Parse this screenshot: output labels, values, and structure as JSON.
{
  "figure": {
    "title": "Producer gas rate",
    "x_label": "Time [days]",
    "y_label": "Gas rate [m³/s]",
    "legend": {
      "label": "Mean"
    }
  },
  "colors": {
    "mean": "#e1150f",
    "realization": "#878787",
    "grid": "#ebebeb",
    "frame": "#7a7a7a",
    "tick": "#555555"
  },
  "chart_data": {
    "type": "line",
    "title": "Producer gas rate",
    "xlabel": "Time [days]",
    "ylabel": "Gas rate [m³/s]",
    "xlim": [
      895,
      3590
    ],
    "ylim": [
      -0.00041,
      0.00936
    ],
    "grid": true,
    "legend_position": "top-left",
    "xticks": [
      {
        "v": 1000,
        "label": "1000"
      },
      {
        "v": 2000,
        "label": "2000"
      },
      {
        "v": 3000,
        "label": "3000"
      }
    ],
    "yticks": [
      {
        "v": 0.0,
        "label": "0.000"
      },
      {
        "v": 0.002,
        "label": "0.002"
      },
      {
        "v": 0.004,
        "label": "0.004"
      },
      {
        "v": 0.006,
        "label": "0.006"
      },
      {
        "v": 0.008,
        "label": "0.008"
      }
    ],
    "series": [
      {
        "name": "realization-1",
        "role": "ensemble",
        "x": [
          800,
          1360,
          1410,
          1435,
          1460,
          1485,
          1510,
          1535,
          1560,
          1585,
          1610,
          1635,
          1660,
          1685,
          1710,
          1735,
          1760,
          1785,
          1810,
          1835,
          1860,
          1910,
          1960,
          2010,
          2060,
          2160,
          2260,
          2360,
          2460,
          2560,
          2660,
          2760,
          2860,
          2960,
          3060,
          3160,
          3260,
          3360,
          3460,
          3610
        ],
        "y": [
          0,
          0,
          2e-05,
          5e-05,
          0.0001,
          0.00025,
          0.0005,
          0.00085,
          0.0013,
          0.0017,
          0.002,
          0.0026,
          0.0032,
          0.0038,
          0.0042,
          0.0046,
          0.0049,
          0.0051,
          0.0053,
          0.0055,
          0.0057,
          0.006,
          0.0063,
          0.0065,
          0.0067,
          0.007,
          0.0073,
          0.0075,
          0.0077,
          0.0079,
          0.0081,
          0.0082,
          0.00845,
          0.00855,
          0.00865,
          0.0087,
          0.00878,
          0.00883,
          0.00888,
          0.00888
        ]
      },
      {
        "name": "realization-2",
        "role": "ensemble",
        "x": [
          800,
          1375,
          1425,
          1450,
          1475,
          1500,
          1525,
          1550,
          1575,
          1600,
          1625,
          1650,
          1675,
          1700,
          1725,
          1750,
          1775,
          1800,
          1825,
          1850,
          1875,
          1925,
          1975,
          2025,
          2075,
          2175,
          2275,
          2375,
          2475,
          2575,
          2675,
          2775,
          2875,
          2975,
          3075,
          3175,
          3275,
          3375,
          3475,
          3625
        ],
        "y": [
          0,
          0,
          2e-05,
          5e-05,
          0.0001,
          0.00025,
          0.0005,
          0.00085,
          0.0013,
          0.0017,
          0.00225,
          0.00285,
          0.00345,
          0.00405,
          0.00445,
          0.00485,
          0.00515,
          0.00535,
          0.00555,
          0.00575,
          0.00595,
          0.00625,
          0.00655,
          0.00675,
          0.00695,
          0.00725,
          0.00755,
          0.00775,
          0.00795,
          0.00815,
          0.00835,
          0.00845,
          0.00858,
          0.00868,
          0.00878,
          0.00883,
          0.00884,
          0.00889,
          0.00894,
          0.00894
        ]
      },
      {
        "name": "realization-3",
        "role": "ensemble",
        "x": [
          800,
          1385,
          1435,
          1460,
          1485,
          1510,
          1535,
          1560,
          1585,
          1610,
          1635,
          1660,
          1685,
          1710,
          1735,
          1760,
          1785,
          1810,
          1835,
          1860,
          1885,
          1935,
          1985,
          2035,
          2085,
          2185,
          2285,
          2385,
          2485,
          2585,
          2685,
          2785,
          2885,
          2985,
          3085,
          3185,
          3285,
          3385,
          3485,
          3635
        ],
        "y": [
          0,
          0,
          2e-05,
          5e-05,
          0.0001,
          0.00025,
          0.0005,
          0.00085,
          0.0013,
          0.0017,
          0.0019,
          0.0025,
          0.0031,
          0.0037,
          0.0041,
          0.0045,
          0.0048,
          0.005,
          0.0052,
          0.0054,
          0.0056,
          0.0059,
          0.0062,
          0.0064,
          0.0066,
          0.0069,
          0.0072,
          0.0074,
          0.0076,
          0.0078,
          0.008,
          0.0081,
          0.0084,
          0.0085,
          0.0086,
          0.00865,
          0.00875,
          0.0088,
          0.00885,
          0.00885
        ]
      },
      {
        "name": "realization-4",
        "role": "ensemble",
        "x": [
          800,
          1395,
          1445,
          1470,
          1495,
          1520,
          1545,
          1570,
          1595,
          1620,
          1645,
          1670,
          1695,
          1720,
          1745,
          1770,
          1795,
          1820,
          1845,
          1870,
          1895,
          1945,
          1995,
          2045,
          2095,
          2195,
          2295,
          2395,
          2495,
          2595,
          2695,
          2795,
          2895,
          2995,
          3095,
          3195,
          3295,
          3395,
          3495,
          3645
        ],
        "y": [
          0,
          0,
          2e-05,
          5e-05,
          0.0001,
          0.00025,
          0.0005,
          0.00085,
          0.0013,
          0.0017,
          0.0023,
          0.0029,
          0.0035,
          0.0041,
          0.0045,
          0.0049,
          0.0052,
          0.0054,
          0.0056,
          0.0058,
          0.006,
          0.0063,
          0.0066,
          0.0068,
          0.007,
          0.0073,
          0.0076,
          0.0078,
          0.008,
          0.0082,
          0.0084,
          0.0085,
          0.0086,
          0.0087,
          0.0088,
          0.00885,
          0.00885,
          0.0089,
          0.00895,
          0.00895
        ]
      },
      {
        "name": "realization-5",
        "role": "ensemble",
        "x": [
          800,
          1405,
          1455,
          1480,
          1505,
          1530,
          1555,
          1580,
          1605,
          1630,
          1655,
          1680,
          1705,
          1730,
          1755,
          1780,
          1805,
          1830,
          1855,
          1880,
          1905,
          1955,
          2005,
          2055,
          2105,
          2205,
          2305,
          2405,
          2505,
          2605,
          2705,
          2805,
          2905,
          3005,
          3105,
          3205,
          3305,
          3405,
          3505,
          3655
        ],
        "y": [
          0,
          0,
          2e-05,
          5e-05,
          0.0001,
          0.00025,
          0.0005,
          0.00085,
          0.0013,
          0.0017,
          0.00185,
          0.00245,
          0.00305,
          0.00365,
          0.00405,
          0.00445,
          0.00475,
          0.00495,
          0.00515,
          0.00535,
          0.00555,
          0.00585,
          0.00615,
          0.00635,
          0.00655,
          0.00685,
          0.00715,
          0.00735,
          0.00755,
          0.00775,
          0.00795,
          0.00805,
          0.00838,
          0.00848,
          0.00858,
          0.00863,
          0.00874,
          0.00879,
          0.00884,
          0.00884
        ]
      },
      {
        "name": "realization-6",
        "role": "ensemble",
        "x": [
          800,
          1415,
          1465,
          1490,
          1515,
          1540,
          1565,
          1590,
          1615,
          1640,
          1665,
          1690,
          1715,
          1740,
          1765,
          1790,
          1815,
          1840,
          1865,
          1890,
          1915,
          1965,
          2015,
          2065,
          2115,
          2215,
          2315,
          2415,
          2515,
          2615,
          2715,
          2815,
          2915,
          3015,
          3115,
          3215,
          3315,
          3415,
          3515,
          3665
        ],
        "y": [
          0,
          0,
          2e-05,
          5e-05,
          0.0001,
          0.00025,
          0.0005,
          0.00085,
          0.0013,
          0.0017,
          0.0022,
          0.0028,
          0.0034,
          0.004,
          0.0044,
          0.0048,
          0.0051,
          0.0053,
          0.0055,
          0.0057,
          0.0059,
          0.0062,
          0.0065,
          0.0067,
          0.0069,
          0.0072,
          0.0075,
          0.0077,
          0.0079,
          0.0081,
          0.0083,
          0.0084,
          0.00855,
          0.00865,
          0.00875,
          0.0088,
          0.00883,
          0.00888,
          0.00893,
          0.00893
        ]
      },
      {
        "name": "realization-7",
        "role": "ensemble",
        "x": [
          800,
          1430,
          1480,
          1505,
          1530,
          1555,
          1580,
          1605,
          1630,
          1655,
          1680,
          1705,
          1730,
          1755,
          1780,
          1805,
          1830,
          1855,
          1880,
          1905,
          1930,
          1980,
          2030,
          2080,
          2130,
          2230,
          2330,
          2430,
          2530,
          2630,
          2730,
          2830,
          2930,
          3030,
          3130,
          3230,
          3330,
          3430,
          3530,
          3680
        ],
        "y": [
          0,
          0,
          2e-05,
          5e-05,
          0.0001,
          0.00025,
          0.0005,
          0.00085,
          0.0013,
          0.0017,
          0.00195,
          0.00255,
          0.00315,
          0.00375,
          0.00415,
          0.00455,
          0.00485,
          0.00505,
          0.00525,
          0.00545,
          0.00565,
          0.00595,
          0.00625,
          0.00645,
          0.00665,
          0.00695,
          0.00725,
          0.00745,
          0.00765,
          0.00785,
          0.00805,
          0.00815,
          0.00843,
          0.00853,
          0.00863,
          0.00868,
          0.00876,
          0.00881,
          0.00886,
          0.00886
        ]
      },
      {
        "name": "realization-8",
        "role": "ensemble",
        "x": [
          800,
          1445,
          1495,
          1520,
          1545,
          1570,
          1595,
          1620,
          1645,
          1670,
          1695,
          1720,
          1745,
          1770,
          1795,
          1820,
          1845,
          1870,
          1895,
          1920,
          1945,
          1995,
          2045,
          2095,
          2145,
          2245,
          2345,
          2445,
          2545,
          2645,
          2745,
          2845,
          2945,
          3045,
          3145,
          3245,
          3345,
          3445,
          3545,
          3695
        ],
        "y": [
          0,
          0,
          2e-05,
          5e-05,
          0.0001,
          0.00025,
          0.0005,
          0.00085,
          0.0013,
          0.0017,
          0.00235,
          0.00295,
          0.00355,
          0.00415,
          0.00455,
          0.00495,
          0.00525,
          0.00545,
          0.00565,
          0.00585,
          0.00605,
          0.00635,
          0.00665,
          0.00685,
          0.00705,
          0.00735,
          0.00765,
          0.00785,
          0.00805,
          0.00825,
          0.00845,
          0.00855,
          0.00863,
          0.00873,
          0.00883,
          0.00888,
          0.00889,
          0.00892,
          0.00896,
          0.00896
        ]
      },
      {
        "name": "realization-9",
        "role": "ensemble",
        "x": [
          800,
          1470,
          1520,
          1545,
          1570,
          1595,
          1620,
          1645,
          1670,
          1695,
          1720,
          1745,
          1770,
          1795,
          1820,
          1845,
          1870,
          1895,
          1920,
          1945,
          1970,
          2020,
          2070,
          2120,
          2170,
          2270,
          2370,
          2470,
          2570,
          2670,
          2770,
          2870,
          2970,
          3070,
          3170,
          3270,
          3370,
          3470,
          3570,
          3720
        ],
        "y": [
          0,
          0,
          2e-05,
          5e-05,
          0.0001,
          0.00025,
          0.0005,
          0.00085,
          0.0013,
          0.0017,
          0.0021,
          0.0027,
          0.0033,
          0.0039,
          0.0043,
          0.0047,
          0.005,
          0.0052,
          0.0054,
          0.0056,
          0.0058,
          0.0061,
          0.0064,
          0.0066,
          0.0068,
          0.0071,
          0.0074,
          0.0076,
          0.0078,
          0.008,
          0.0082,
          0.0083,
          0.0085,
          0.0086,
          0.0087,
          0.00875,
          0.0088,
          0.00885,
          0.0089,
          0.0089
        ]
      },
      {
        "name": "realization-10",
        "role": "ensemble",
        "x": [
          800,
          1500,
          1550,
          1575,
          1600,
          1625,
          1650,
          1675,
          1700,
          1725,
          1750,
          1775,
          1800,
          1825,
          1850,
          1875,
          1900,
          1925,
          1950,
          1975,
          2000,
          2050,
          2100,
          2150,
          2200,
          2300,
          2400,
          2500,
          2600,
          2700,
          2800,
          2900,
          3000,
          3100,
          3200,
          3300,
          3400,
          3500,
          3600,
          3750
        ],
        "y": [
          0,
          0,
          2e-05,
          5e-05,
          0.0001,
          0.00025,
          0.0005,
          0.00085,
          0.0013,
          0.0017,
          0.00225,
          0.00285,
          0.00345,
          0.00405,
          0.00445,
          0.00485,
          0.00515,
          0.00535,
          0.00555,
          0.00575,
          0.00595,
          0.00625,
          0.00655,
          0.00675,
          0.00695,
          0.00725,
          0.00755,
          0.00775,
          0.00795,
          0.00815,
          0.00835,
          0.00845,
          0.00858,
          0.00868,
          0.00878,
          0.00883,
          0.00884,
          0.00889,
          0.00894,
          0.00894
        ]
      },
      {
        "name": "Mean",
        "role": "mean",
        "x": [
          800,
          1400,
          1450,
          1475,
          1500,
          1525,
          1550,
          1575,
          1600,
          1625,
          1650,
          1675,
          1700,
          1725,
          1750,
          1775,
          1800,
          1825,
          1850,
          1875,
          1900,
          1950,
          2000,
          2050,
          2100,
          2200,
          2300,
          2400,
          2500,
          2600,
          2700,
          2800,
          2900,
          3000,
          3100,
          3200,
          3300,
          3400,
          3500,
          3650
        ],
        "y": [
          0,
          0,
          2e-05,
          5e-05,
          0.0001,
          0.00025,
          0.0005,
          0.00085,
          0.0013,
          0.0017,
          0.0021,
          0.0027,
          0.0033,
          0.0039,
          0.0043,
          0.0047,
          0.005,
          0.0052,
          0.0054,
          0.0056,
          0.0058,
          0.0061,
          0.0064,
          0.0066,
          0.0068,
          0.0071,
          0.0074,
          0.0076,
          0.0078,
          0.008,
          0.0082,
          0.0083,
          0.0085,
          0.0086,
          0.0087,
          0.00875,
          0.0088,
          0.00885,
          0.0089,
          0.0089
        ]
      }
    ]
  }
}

** SET PROBLEM **
Pull every line containing the word "rate" out of the material.

** WORKED SOLUTION **
    "title": "Producer gas rate",
    "y_label": "Gas rate [m³/s]",
    "title": "Producer gas rate",
    "ylabel": "Gas rate [m³/s]",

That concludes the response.